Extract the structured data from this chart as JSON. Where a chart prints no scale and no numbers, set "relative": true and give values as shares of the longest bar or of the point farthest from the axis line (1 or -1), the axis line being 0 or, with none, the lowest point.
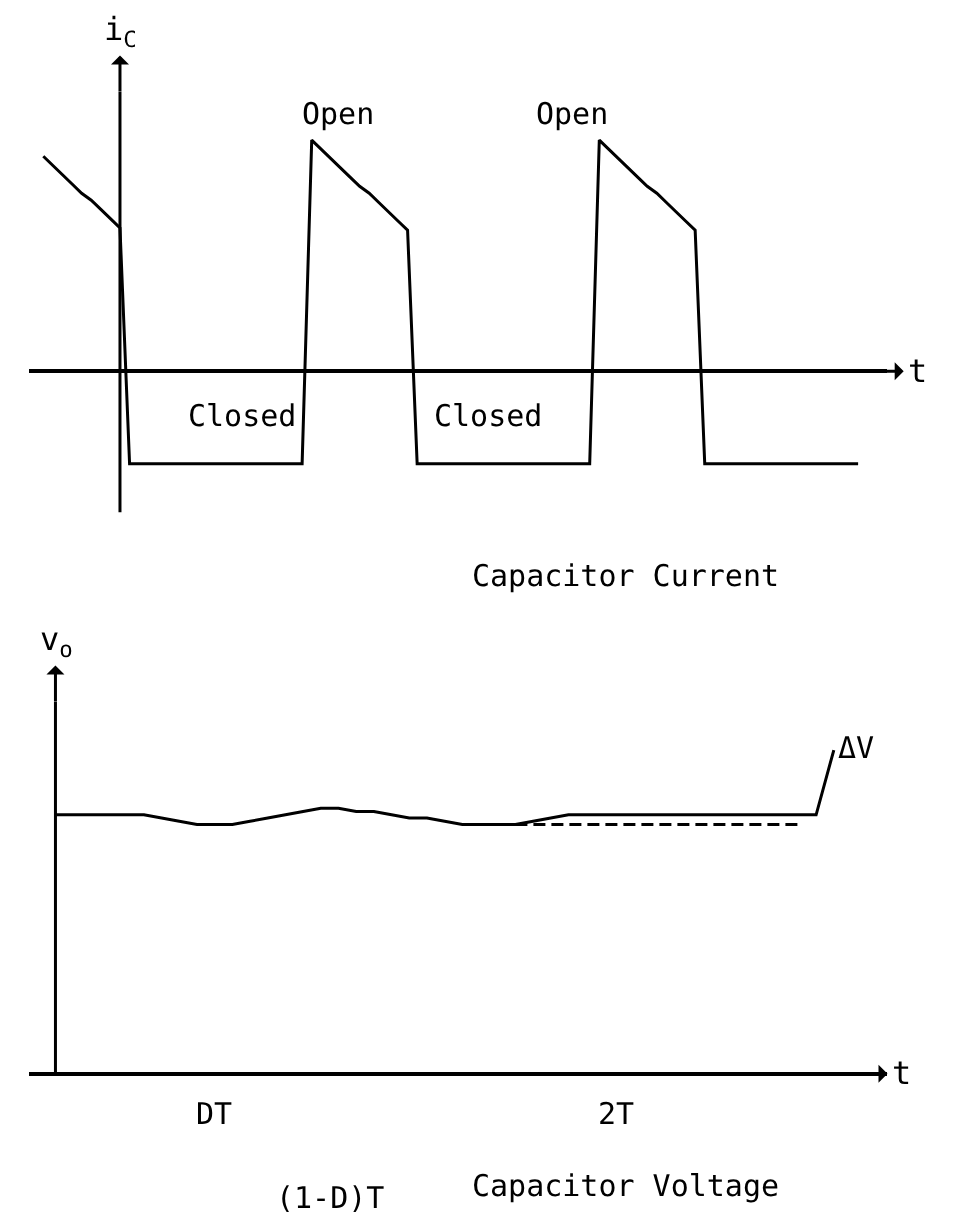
{
  "chart_data": [
    {
      "type": "line",
      "title": "Capacitor Current",
      "ylabel": "i$_{C}$",
      "xlabel": "t",
      "relative": true,
      "line_style": "solid",
      "categories": [
        null,
        null,
        null,
        null,
        null,
        null,
        null,
        null,
        null,
        null,
        null,
        null,
        null,
        null,
        null,
        null,
        null,
        null,
        null,
        null,
        null,
        null,
        null,
        null,
        null,
        null,
        null,
        null,
        null,
        null,
        null,
        null,
        null,
        null,
        null,
        null,
        null,
        null,
        null,
        null,
        null,
        null,
        null,
        null,
        null,
        null,
        null,
        null,
        null,
        null,
        null,
        null,
        null,
        null,
        null,
        null,
        null,
        null,
        null,
        null,
        null,
        null,
        null,
        null,
        null,
        null,
        null,
        null,
        null,
        null,
        null,
        null,
        null,
        null,
        null,
        null,
        null,
        null,
        null,
        null,
        null,
        null,
        null,
        null,
        null,
        null
      ],
      "series": [
        {
          "color": "#000000",
          "values": [
            0.93,
            0.89,
            0.85,
            0.81,
            0.77,
            0.74,
            0.7,
            0.66,
            0.62,
            -0.4,
            -0.4,
            -0.4,
            -0.4,
            -0.4,
            -0.4,
            -0.4,
            -0.4,
            -0.4,
            -0.4,
            -0.4,
            -0.4,
            -0.4,
            -0.4,
            -0.4,
            -0.4,
            -0.4,
            -0.4,
            -0.4,
            1,
            0.96,
            0.92,
            0.88,
            0.84,
            0.8,
            0.77,
            0.73,
            0.69,
            0.65,
            0.61,
            -0.4,
            -0.4,
            -0.4,
            -0.4,
            -0.4,
            -0.4,
            -0.4,
            -0.4,
            -0.4,
            -0.4,
            -0.4,
            -0.4,
            -0.4,
            -0.4,
            -0.4,
            -0.4,
            -0.4,
            -0.4,
            -0.4,
            1,
            0.96,
            0.92,
            0.88,
            0.84,
            0.8,
            0.77,
            0.73,
            0.69,
            0.65,
            0.61,
            -0.4,
            -0.4,
            -0.4,
            -0.4,
            -0.4,
            -0.4,
            -0.4,
            -0.4,
            -0.4,
            -0.4,
            -0.4,
            -0.4,
            -0.4,
            -0.4,
            -0.4,
            -0.4,
            -0.4
          ]
        }
      ],
      "annotations": [
        "Open",
        "Open",
        "Closed",
        "Closed"
      ]
    },
    {
      "type": "line",
      "title": "Capacitor Voltage",
      "ylabel": "v$_{o}$",
      "xlabel": "t",
      "relative": true,
      "categories": [
        null,
        null,
        null,
        null,
        null,
        null,
        null,
        null,
        null,
        null,
        null,
        null,
        null,
        null,
        null,
        null,
        null,
        null,
        null,
        null,
        null,
        null,
        null,
        null,
        null,
        null,
        null,
        null,
        null,
        null,
        null,
        null,
        null,
        null,
        null,
        null,
        null,
        null,
        null,
        null,
        null,
        null,
        null,
        null,
        null
      ],
      "series": [
        {
          "color": "#000000",
          "line_style": "solid",
          "values": [
            0.8,
            0.8,
            0.8,
            0.8,
            0.8,
            0.8,
            0.79,
            0.78,
            0.77,
            0.77,
            0.77,
            0.78,
            0.79,
            0.8,
            0.81,
            0.82,
            0.82,
            0.81,
            0.81,
            0.8,
            0.79,
            0.79,
            0.78,
            0.77,
            0.77,
            0.77,
            0.77,
            0.78,
            0.79,
            0.8,
            0.8,
            0.8,
            0.8,
            0.8,
            0.8,
            0.8,
            0.8,
            0.8,
            0.8,
            0.8,
            0.8,
            0.8,
            0.8,
            0.8,
            1.0
          ]
        },
        {
          "color": "#000000",
          "line_style": "dashed",
          "values": [
            null,
            null,
            null,
            null,
            null,
            null,
            null,
            null,
            null,
            null,
            null,
            null,
            null,
            null,
            null,
            null,
            null,
            null,
            null,
            null,
            null,
            null,
            null,
            null,
            null,
            null,
            0.77,
            0.77,
            0.77,
            0.77,
            0.77,
            0.77,
            0.77,
            0.77,
            0.77,
            0.77,
            0.77,
            0.77,
            0.77,
            0.77,
            0.77,
            0.77,
            0.77,
            null,
            null
          ]
        }
      ],
      "annotations": [
        "DT",
        "(1-D)T",
        "2T",
        "ΔV"
      ]
    }
  ]
}
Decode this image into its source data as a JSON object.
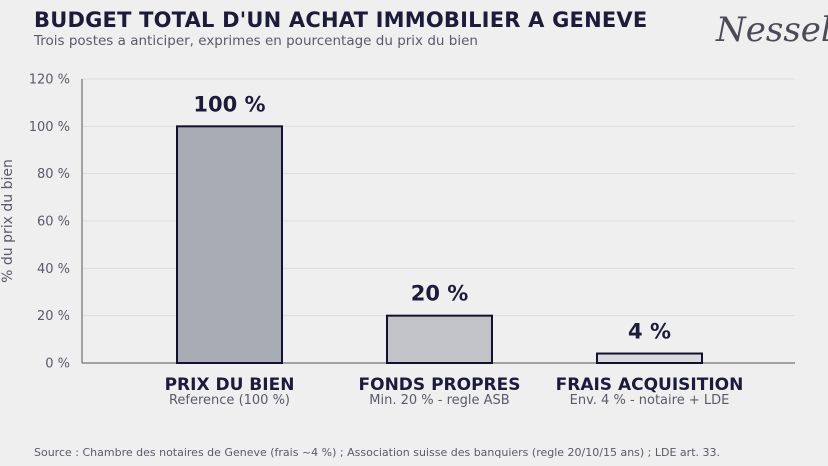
{
  "header": {
    "title": "BUDGET TOTAL D'UN ACHAT IMMOBILIER A GENEVE",
    "subtitle": "Trois postes a anticiper, exprimes en pourcentage du prix du bien",
    "logo": "Nessell"
  },
  "footer": {
    "source": "Source : Chambre des notaires de Geneve (frais ~4 %) ; Association suisse des banquiers (regle 20/10/15 ans) ; LDE art. 33."
  },
  "chart_data": {
    "type": "bar",
    "categories": [
      "PRIX DU BIEN",
      "FONDS PROPRES",
      "FRAIS ACQUISITION"
    ],
    "category_notes": [
      "Reference (100 %)",
      "Min. 20 % - regle ASB",
      "Env. 4 % - notaire + LDE"
    ],
    "values": [
      100,
      20,
      4
    ],
    "data_labels": [
      "100 %",
      "20 %",
      "4 %"
    ],
    "ylabel": "% du prix du bien",
    "ylim": [
      0,
      120
    ],
    "yticks": [
      0,
      20,
      40,
      60,
      80,
      100,
      120
    ],
    "ytick_labels": [
      "0 %",
      "20 %",
      "40 %",
      "60 %",
      "80 %",
      "100 %",
      "120 %"
    ],
    "bar_colors": [
      "#a7acb5",
      "#c1c3c9",
      "#d9dade"
    ],
    "bar_edge_color": "#14112e",
    "grid": true,
    "legend": "none"
  }
}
......
_What is expected:_ Write out the listing above again, exactly, but with no pictures in the copy.

_Response:_
Extract the structured data from this chart as JSON. Where a chart prints no scale and no numbers, set "relative": true and give values as shares of the longest bar or of the point farthest from the axis line (1 or -1), the axis line being 0 or, with none, the lowest point.
{
  "chart_data": [
    {
      "type": "line",
      "title": "Capacitor Current",
      "ylabel": "i$_{C}$",
      "xlabel": "t",
      "relative": true,
      "line_style": "solid",
      "categories": [
        null,
        null,
        null,
        null,
        null,
        null,
        null,
        null,
        null,
        null,
        null,
        null,
        null,
        null,
        null,
        null,
        null,
        null,
        null,
        null,
        null,
        null,
        null,
        null,
        null,
        null,
        null,
        null,
        null,
        null,
        null,
        null,
        null,
        null,
        null,
        null,
        null,
        null,
        null,
        null,
        null,
        null,
        null,
        null,
        null,
        null,
        null,
        null,
        null,
        null,
        null,
        null,
        null,
        null,
        null,
        null,
        null,
        null,
        null,
        null,
        null,
        null,
        null,
        null,
        null,
        null,
        null,
        null,
        null,
        null,
        null,
        null,
        null,
        null,
        null,
        null,
        null,
        null,
        null,
        null,
        null,
        null,
        null,
        null,
        null,
        null
      ],
      "series": [
        {
          "color": "#000000",
          "values": [
            0.93,
            0.89,
            0.85,
            0.81,
            0.77,
            0.74,
            0.7,
            0.66,
            0.62,
            -0.4,
            -0.4,
            -0.4,
            -0.4,
            -0.4,
            -0.4,
            -0.4,
            -0.4,
            -0.4,
            -0.4,
            -0.4,
            -0.4,
            -0.4,
            -0.4,
            -0.4,
            -0.4,
            -0.4,
            -0.4,
            -0.4,
            1,
            0.96,
            0.92,
            0.88,
            0.84,
            0.8,
            0.77,
            0.73,
            0.69,
            0.65,
            0.61,
            -0.4,
            -0.4,
            -0.4,
            -0.4,
            -0.4,
            -0.4,
            -0.4,
            -0.4,
            -0.4,
            -0.4,
            -0.4,
            -0.4,
            -0.4,
            -0.4,
            -0.4,
            -0.4,
            -0.4,
            -0.4,
            -0.4,
            1,
            0.96,
            0.92,
            0.88,
            0.84,
            0.8,
            0.77,
            0.73,
            0.69,
            0.65,
            0.61,
            -0.4,
            -0.4,
            -0.4,
            -0.4,
            -0.4,
            -0.4,
            -0.4,
            -0.4,
            -0.4,
            -0.4,
            -0.4,
            -0.4,
            -0.4,
            -0.4,
            -0.4,
            -0.4,
            -0.4
          ]
        }
      ],
      "annotations": [
        "Open",
        "Open",
        "Closed",
        "Closed"
      ]
    },
    {
      "type": "line",
      "title": "Capacitor Voltage",
      "ylabel": "v$_{o}$",
      "xlabel": "t",
      "relative": true,
      "categories": [
        null,
        null,
        null,
        null,
        null,
        null,
        null,
        null,
        null,
        null,
        null,
        null,
        null,
        null,
        null,
        null,
        null,
        null,
        null,
        null,
        null,
        null,
        null,
        null,
        null,
        null,
        null,
        null,
        null,
        null,
        null,
        null,
        null,
        null,
        null,
        null,
        null,
        null,
        null,
        null,
        null,
        null,
        null,
        null,
        null
      ],
      "series": [
        {
          "color": "#000000",
          "line_style": "solid",
          "values": [
            0.8,
            0.8,
            0.8,
            0.8,
            0.8,
            0.8,
            0.79,
            0.78,
            0.77,
            0.77,
            0.77,
            0.78,
            0.79,
            0.8,
            0.81,
            0.82,
            0.82,
            0.81,
            0.81,
            0.8,
            0.79,
            0.79,
            0.78,
            0.77,
            0.77,
            0.77,
            0.77,
            0.78,
            0.79,
            0.8,
            0.8,
            0.8,
            0.8,
            0.8,
            0.8,
            0.8,
            0.8,
            0.8,
            0.8,
            0.8,
            0.8,
            0.8,
            0.8,
            0.8,
            1.0
          ]
        },
        {
          "color": "#000000",
          "line_style": "dashed",
          "values": [
            null,
            null,
            null,
            null,
            null,
            null,
            null,
            null,
            null,
            null,
            null,
            null,
            null,
            null,
            null,
            null,
            null,
            null,
            null,
            null,
            null,
            null,
            null,
            null,
            null,
            null,
            0.77,
            0.77,
            0.77,
            0.77,
            0.77,
            0.77,
            0.77,
            0.77,
            0.77,
            0.77,
            0.77,
            0.77,
            0.77,
            0.77,
            0.77,
            0.77,
            0.77,
            null,
            null
          ]
        }
      ],
      "annotations": [
        "DT",
        "(1-D)T",
        "2T",
        "ΔV"
      ]
    }
  ]
}
Decode this image into its source data as a JSON object.
{
  "header": {
    "title": "BUDGET TOTAL D'UN ACHAT IMMOBILIER A GENEVE",
    "subtitle": "Trois postes a anticiper, exprimes en pourcentage du prix du bien",
    "logo": "Nessell"
  },
  "footer": {
    "source": "Source : Chambre des notaires de Geneve (frais ~4 %) ; Association suisse des banquiers (regle 20/10/15 ans) ; LDE art. 33."
  },
  "chart_data": {
    "type": "bar",
    "categories": [
      "PRIX DU BIEN",
      "FONDS PROPRES",
      "FRAIS ACQUISITION"
    ],
    "category_notes": [
      "Reference (100 %)",
      "Min. 20 % - regle ASB",
      "Env. 4 % - notaire + LDE"
    ],
    "values": [
      100,
      20,
      4
    ],
    "data_labels": [
      "100 %",
      "20 %",
      "4 %"
    ],
    "ylabel": "% du prix du bien",
    "ylim": [
      0,
      120
    ],
    "yticks": [
      0,
      20,
      40,
      60,
      80,
      100,
      120
    ],
    "ytick_labels": [
      "0 %",
      "20 %",
      "40 %",
      "60 %",
      "80 %",
      "100 %",
      "120 %"
    ],
    "bar_colors": [
      "#a7acb5",
      "#c1c3c9",
      "#d9dade"
    ],
    "bar_edge_color": "#14112e",
    "grid": true,
    "legend": "none"
  }
}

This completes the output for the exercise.